### THE REQUEST
Search the listing below for "this". Copy each matching line.
----------
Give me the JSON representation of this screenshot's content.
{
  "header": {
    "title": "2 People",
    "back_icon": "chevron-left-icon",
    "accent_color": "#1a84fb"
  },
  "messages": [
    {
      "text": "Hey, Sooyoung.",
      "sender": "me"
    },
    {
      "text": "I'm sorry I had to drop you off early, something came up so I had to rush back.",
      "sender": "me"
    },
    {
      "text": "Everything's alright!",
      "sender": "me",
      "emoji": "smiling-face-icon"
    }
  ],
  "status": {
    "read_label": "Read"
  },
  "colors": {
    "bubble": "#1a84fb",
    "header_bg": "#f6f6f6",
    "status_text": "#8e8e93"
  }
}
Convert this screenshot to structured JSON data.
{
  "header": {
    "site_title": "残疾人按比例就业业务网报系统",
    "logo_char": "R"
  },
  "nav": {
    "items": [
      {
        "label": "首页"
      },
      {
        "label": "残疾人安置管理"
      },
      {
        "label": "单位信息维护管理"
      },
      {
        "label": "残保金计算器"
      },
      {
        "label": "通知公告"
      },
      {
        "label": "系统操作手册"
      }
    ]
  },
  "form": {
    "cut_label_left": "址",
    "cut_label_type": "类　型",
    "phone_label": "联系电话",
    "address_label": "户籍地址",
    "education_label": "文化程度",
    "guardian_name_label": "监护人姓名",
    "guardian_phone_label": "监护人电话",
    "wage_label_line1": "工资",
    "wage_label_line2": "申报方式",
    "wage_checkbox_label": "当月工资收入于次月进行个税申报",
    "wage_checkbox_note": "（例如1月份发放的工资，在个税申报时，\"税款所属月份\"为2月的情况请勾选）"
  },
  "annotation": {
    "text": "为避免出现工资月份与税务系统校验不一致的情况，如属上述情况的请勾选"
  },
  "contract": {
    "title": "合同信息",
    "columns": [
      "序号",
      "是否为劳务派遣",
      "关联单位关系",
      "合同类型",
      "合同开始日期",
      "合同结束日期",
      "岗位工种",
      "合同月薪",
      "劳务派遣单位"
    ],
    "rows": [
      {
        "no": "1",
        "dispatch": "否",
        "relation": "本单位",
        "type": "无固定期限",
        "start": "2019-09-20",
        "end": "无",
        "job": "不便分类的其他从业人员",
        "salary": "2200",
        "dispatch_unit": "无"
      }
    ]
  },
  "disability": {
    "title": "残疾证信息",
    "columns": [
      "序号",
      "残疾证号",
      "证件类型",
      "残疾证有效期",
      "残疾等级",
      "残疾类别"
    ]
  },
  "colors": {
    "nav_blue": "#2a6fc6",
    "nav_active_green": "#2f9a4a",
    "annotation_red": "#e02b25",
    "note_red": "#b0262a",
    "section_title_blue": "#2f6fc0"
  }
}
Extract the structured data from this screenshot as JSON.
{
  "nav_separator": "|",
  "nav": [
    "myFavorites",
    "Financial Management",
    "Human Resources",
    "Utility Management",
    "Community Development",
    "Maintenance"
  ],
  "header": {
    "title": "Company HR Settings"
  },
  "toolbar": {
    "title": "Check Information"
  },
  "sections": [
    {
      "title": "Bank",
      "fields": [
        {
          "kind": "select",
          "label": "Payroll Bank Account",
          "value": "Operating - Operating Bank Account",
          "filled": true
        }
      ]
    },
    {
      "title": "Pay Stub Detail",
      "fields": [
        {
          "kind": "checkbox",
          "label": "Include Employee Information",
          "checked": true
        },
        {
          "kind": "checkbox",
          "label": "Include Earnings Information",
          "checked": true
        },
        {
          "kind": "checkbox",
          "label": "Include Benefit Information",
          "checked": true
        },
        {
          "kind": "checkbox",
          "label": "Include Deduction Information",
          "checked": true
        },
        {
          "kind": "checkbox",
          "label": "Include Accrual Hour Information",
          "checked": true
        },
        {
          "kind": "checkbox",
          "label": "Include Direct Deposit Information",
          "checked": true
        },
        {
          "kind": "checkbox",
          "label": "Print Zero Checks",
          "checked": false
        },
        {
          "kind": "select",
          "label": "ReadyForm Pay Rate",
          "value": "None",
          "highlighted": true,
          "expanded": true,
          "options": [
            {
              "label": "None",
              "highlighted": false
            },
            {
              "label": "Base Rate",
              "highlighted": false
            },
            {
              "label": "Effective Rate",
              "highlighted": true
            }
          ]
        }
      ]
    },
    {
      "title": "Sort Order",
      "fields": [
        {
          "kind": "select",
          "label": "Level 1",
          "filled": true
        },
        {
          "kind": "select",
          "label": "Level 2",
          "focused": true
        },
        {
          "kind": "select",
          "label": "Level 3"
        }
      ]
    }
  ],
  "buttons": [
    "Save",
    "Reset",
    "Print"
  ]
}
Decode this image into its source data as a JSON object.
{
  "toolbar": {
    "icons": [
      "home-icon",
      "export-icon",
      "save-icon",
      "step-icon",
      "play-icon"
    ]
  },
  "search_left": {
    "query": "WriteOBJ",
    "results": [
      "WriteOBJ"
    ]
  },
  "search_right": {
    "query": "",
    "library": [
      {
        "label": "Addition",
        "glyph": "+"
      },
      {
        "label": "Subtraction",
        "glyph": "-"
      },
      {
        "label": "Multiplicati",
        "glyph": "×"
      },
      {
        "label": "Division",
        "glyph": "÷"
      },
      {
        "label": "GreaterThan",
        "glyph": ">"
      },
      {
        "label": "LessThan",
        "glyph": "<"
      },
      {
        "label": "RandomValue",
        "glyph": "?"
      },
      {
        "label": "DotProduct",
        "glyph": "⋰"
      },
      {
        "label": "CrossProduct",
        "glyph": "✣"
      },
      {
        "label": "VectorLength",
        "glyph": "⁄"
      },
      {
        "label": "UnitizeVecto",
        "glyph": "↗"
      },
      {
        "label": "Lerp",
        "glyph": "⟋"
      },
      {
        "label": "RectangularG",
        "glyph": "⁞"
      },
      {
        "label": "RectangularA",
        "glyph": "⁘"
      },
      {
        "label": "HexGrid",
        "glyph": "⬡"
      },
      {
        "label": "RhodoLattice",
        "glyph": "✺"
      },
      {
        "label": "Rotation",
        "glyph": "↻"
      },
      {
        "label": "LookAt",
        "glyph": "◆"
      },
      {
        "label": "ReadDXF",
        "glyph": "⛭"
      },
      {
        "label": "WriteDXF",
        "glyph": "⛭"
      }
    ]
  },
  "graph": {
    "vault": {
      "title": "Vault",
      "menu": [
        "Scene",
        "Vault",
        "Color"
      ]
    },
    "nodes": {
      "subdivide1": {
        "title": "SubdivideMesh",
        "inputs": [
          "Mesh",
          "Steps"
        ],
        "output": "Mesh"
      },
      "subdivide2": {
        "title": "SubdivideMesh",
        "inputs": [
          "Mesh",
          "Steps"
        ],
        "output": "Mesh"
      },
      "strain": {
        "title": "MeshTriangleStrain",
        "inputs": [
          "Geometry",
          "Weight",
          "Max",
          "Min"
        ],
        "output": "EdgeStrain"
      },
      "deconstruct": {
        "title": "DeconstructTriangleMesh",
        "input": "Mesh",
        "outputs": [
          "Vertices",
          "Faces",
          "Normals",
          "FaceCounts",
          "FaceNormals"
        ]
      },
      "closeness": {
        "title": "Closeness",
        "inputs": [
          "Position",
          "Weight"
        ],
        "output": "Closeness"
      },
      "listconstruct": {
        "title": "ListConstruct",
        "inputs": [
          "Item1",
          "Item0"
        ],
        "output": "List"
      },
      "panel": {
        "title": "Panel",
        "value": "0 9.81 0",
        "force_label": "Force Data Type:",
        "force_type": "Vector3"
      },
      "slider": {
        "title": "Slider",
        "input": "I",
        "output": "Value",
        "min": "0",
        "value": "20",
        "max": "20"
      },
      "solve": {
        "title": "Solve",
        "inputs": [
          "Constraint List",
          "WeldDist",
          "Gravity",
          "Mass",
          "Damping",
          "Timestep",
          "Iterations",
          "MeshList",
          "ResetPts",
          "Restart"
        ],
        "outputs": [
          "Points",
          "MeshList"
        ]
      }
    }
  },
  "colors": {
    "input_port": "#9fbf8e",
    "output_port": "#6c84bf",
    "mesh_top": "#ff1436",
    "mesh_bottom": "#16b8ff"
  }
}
----------
### COMPLETED EXERCISE
Give me the JSON representation of this screenshot's content.
Convert this screenshot to structured JSON data.
Extract the structured data from this screenshot as JSON.
Decode this image into its source data as a JSON object.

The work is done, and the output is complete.